WRITTEN INSTRUCTION
Return all the data, word for word.

Stored items from a collection
---+---
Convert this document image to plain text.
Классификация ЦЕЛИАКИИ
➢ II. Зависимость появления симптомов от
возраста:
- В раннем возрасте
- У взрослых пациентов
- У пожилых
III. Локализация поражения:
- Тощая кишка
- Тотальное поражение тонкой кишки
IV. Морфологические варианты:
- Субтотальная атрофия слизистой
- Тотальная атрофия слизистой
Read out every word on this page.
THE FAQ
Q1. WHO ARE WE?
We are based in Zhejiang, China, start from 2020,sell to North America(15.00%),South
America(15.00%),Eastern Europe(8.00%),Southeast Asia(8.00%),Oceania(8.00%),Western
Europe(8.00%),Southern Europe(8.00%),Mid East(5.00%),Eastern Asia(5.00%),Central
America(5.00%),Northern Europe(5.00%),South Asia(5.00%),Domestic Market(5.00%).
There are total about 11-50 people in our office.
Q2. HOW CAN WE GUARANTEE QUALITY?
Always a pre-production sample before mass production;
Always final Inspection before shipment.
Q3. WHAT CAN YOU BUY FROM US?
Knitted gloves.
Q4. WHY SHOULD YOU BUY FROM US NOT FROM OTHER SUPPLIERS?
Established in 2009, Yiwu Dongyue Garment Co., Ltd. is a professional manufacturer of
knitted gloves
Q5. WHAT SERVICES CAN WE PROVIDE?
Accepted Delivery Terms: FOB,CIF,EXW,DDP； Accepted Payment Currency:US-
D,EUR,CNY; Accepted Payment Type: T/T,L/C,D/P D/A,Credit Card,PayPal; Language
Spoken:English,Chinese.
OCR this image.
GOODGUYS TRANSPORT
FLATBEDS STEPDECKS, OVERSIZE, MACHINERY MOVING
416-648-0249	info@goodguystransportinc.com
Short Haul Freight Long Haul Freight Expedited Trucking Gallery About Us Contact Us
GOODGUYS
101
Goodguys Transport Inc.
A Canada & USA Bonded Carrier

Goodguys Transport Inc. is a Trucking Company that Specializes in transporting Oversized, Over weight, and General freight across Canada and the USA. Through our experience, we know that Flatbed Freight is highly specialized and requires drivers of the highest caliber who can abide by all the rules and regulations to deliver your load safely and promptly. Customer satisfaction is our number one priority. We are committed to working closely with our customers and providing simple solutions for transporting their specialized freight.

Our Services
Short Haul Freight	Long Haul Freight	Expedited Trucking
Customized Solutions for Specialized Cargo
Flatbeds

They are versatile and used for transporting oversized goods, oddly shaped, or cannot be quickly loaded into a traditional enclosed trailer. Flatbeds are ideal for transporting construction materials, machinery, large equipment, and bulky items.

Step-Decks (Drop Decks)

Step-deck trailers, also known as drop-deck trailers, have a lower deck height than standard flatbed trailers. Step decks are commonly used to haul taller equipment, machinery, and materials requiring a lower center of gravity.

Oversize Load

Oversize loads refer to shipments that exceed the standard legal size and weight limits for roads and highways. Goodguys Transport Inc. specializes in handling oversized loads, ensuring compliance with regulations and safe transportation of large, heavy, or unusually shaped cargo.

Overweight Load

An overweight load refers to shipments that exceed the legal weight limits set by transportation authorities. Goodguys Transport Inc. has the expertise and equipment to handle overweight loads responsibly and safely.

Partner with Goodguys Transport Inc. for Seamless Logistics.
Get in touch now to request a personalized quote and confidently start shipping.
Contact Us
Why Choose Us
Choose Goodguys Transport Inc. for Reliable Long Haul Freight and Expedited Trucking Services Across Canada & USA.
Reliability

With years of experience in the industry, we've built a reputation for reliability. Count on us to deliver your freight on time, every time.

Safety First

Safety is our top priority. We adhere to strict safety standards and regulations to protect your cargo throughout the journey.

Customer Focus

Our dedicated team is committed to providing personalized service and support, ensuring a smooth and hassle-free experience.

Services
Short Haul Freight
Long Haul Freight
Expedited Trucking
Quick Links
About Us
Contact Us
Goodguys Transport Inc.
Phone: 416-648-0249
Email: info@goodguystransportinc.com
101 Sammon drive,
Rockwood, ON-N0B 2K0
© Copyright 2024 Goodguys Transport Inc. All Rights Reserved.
---+---
COMPLETED TASK
Convert this document image to plain text.
Классификация ЦЕЛИАКИИ
➢ II. Зависимость появления симптомов от
возраста:
- В раннем возрасте
- У взрослых пациентов
- У пожилых
III. Локализация поражения:
- Тощая кишка
- Тотальное поражение тонкой кишки
IV. Морфологические варианты:
- Субтотальная атрофия слизистой
- Тотальная атрофия слизистой
Read out every word on this page.
THE FAQ
Q1. WHO ARE WE?
We are based in Zhejiang, China, start from 2020,sell to North America(15.00%),South
America(15.00%),Eastern Europe(8.00%),Southeast Asia(8.00%),Oceania(8.00%),Western
Europe(8.00%),Southern Europe(8.00%),Mid East(5.00%),Eastern Asia(5.00%),Central
America(5.00%),Northern Europe(5.00%),South Asia(5.00%),Domestic Market(5.00%).
There are total about 11-50 people in our office.
Q2. HOW CAN WE GUARANTEE QUALITY?
Always a pre-production sample before mass production;
Always final Inspection before shipment.
Q3. WHAT CAN YOU BUY FROM US?
Knitted gloves.
Q4. WHY SHOULD YOU BUY FROM US NOT FROM OTHER SUPPLIERS?
Established in 2009, Yiwu Dongyue Garment Co., Ltd. is a professional manufacturer of
knitted gloves
Q5. WHAT SERVICES CAN WE PROVIDE?
Accepted Delivery Terms: FOB,CIF,EXW,DDP； Accepted Payment Currency:US-
D,EUR,CNY; Accepted Payment Type: T/T,L/C,D/P D/A,Credit Card,PayPal; Language
Spoken:English,Chinese.
OCR this image.
GOODGUYS TRANSPORT
FLATBEDS STEPDECKS, OVERSIZE, MACHINERY MOVING
416-648-0249	info@goodguystransportinc.com
Short Haul Freight Long Haul Freight Expedited Trucking Gallery About Us Contact Us
GOODGUYS
101
Goodguys Transport Inc.
A Canada & USA Bonded Carrier

Goodguys Transport Inc. is a Trucking Company that Specializes in transporting Oversized, Over weight, and General freight across Canada and the USA. Through our experience, we know that Flatbed Freight is highly specialized and requires drivers of the highest caliber who can abide by all the rules and regulations to deliver your load safely and promptly. Customer satisfaction is our number one priority. We are committed to working closely with our customers and providing simple solutions for transporting their specialized freight.

Our Services
Short Haul Freight	Long Haul Freight	Expedited Trucking
Customized Solutions for Specialized Cargo
Flatbeds

They are versatile and used for transporting oversized goods, oddly shaped, or cannot be quickly loaded into a traditional enclosed trailer. Flatbeds are ideal for transporting construction materials, machinery, large equipment, and bulky items.

Step-Decks (Drop Decks)

Step-deck trailers, also known as drop-deck trailers, have a lower deck height than standard flatbed trailers. Step decks are commonly used to haul taller equipment, machinery, and materials requiring a lower center of gravity.

Oversize Load

Oversize loads refer to shipments that exceed the standard legal size and weight limits for roads and highways. Goodguys Transport Inc. specializes in handling oversized loads, ensuring compliance with regulations and safe transportation of large, heavy, or unusually shaped cargo.

Overweight Load

An overweight load refers to shipments that exceed the legal weight limits set by transportation authorities. Goodguys Transport Inc. has the expertise and equipment to handle overweight loads responsibly and safely.

Partner with Goodguys Transport Inc. for Seamless Logistics.
Get in touch now to request a personalized quote and confidently start shipping.
Contact Us
Why Choose Us
Choose Goodguys Transport Inc. for Reliable Long Haul Freight and Expedited Trucking Services Across Canada & USA.
Reliability

With years of experience in the industry, we've built a reputation for reliability. Count on us to deliver your freight on time, every time.

Safety First

Safety is our top priority. We adhere to strict safety standards and regulations to protect your cargo throughout the journey.

Customer Focus

Our dedicated team is committed to providing personalized service and support, ensuring a smooth and hassle-free experience.

Services
Short Haul Freight
Long Haul Freight
Expedited Trucking
Quick Links
About Us
Contact Us
Goodguys Transport Inc.
Phone: 416-648-0249
Email: info@goodguystransportinc.com
101 Sammon drive,
Rockwood, ON-N0B 2K0
© Copyright 2024 Goodguys Transport Inc. All Rights Reserved.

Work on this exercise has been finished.